What the task asks: Your job is to restate each entry word for word.

Task inputs:

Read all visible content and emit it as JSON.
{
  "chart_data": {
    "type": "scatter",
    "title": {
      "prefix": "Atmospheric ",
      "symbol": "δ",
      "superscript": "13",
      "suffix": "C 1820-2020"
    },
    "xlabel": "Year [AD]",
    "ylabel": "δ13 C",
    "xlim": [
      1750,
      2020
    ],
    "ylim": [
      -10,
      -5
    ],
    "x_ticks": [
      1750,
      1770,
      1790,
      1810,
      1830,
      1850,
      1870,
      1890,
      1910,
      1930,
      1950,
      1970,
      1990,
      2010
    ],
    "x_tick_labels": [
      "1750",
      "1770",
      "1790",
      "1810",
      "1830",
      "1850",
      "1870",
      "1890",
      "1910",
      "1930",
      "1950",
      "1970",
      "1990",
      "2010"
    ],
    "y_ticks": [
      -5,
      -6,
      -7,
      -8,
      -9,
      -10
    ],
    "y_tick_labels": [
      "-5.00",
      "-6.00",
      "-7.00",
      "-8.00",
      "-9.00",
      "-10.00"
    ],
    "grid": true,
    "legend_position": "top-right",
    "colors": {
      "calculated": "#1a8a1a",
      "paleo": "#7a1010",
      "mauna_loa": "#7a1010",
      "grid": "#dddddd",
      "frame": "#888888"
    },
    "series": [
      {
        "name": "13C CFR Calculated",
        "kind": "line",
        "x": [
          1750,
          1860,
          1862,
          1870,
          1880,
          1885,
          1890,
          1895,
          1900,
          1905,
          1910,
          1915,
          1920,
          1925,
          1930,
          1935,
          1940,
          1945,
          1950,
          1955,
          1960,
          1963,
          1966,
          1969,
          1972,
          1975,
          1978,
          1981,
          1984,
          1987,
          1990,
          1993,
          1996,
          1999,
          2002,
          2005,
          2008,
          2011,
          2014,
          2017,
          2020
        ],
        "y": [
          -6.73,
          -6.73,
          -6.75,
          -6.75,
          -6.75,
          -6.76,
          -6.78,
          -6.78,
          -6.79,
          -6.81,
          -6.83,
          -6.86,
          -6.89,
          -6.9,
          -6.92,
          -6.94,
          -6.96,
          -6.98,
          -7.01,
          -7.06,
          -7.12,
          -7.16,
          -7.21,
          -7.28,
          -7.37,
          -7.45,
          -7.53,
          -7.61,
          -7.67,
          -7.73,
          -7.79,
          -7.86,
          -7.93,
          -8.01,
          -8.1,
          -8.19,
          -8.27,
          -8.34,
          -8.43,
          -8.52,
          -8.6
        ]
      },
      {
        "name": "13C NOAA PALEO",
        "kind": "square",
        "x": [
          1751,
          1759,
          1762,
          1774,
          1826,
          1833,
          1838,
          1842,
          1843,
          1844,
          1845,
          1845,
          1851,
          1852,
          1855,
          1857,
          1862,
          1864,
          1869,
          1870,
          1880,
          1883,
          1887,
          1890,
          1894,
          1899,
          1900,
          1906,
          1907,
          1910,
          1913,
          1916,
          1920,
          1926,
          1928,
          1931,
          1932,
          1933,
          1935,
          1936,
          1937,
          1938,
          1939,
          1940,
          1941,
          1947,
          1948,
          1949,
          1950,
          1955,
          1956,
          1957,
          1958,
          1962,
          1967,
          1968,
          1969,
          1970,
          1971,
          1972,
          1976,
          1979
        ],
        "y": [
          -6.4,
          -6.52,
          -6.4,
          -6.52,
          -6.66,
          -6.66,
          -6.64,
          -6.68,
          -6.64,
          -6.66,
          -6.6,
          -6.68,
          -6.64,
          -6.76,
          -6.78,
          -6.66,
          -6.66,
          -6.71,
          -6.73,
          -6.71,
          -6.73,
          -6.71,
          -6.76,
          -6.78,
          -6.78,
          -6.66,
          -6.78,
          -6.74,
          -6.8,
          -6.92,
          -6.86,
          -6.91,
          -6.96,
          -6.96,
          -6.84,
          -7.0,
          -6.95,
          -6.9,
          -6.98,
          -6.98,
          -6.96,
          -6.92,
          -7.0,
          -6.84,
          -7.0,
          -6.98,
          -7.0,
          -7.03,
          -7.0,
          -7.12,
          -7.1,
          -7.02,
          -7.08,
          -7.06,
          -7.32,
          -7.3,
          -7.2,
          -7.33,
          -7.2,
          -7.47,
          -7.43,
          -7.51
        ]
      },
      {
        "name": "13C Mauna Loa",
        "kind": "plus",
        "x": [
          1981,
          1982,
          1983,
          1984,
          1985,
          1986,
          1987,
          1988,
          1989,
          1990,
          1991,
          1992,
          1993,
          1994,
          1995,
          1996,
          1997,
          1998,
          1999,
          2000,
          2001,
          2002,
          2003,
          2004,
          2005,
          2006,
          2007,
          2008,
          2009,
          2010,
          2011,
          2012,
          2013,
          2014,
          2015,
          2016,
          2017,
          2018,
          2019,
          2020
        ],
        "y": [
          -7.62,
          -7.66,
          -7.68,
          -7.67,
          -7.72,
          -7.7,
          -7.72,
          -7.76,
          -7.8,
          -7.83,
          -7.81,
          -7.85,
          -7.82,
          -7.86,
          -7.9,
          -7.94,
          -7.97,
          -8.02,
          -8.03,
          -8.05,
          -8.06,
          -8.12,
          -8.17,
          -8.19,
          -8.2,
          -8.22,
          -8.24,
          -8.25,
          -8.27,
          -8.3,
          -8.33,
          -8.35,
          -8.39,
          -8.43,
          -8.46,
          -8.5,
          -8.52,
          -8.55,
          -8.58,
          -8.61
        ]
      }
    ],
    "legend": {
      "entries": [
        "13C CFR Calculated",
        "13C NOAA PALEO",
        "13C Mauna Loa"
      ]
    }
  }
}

Solution to this problem:
Read all visible content and emit it as JSON.
{
  "chart_data": {
    "type": "scatter",
    "title": {
      "prefix": "Atmospheric ",
      "symbol": "δ",
      "superscript": "13",
      "suffix": "C 1820-2020"
    },
    "xlabel": "Year [AD]",
    "ylabel": "δ13 C",
    "xlim": [
      1750,
      2020
    ],
    "ylim": [
      -10,
      -5
    ],
    "x_ticks": [
      1750,
      1770,
      1790,
      1810,
      1830,
      1850,
      1870,
      1890,
      1910,
      1930,
      1950,
      1970,
      1990,
      2010
    ],
    "x_tick_labels": [
      "1750",
      "1770",
      "1790",
      "1810",
      "1830",
      "1850",
      "1870",
      "1890",
      "1910",
      "1930",
      "1950",
      "1970",
      "1990",
      "2010"
    ],
    "y_ticks": [
      -5,
      -6,
      -7,
      -8,
      -9,
      -10
    ],
    "y_tick_labels": [
      "-5.00",
      "-6.00",
      "-7.00",
      "-8.00",
      "-9.00",
      "-10.00"
    ],
    "grid": true,
    "legend_position": "top-right",
    "colors": {
      "calculated": "#1a8a1a",
      "paleo": "#7a1010",
      "mauna_loa": "#7a1010",
      "grid": "#dddddd",
      "frame": "#888888"
    },
    "series": [
      {
        "name": "13C CFR Calculated",
        "kind": "line",
        "x": [
          1750,
          1860,
          1862,
          1870,
          1880,
          1885,
          1890,
          1895,
          1900,
          1905,
          1910,
          1915,
          1920,
          1925,
          1930,
          1935,
          1940,
          1945,
          1950,
          1955,
          1960,
          1963,
          1966,
          1969,
          1972,
          1975,
          1978,
          1981,
          1984,
          1987,
          1990,
          1993,
          1996,
          1999,
          2002,
          2005,
          2008,
          2011,
          2014,
          2017,
          2020
        ],
        "y": [
          -6.73,
          -6.73,
          -6.75,
          -6.75,
          -6.75,
          -6.76,
          -6.78,
          -6.78,
          -6.79,
          -6.81,
          -6.83,
          -6.86,
          -6.89,
          -6.9,
          -6.92,
          -6.94,
          -6.96,
          -6.98,
          -7.01,
          -7.06,
          -7.12,
          -7.16,
          -7.21,
          -7.28,
          -7.37,
          -7.45,
          -7.53,
          -7.61,
          -7.67,
          -7.73,
          -7.79,
          -7.86,
          -7.93,
          -8.01,
          -8.1,
          -8.19,
          -8.27,
          -8.34,
          -8.43,
          -8.52,
          -8.6
        ]
      },
      {
        "name": "13C NOAA PALEO",
        "kind": "square",
        "x": [
          1751,
          1759,
          1762,
          1774,
          1826,
          1833,
          1838,
          1842,
          1843,
          1844,
          1845,
          1845,
          1851,
          1852,
          1855,
          1857,
          1862,
          1864,
          1869,
          1870,
          1880,
          1883,
          1887,
          1890,
          1894,
          1899,
          1900,
          1906,
          1907,
          1910,
          1913,
          1916,
          1920,
          1926,
          1928,
          1931,
          1932,
          1933,
          1935,
          1936,
          1937,
          1938,
          1939,
          1940,
          1941,
          1947,
          1948,
          1949,
          1950,
          1955,
          1956,
          1957,
          1958,
          1962,
          1967,
          1968,
          1969,
          1970,
          1971,
          1972,
          1976,
          1979
        ],
        "y": [
          -6.4,
          -6.52,
          -6.4,
          -6.52,
          -6.66,
          -6.66,
          -6.64,
          -6.68,
          -6.64,
          -6.66,
          -6.6,
          -6.68,
          -6.64,
          -6.76,
          -6.78,
          -6.66,
          -6.66,
          -6.71,
          -6.73,
          -6.71,
          -6.73,
          -6.71,
          -6.76,
          -6.78,
          -6.78,
          -6.66,
          -6.78,
          -6.74,
          -6.8,
          -6.92,
          -6.86,
          -6.91,
          -6.96,
          -6.96,
          -6.84,
          -7.0,
          -6.95,
          -6.9,
          -6.98,
          -6.98,
          -6.96,
          -6.92,
          -7.0,
          -6.84,
          -7.0,
          -6.98,
          -7.0,
          -7.03,
          -7.0,
          -7.12,
          -7.1,
          -7.02,
          -7.08,
          -7.06,
          -7.32,
          -7.3,
          -7.2,
          -7.33,
          -7.2,
          -7.47,
          -7.43,
          -7.51
        ]
      },
      {
        "name": "13C Mauna Loa",
        "kind": "plus",
        "x": [
          1981,
          1982,
          1983,
          1984,
          1985,
          1986,
          1987,
          1988,
          1989,
          1990,
          1991,
          1992,
          1993,
          1994,
          1995,
          1996,
          1997,
          1998,
          1999,
          2000,
          2001,
          2002,
          2003,
          2004,
          2005,
          2006,
          2007,
          2008,
          2009,
          2010,
          2011,
          2012,
          2013,
          2014,
          2015,
          2016,
          2017,
          2018,
          2019,
          2020
        ],
        "y": [
          -7.62,
          -7.66,
          -7.68,
          -7.67,
          -7.72,
          -7.7,
          -7.72,
          -7.76,
          -7.8,
          -7.83,
          -7.81,
          -7.85,
          -7.82,
          -7.86,
          -7.9,
          -7.94,
          -7.97,
          -8.02,
          -8.03,
          -8.05,
          -8.06,
          -8.12,
          -8.17,
          -8.19,
          -8.2,
          -8.22,
          -8.24,
          -8.25,
          -8.27,
          -8.3,
          -8.33,
          -8.35,
          -8.39,
          -8.43,
          -8.46,
          -8.5,
          -8.52,
          -8.55,
          -8.58,
          -8.61
        ]
      }
    ],
    "legend": {
      "entries": [
        "13C CFR Calculated",
        "13C NOAA PALEO",
        "13C Mauna Loa"
      ]
    }
  }
}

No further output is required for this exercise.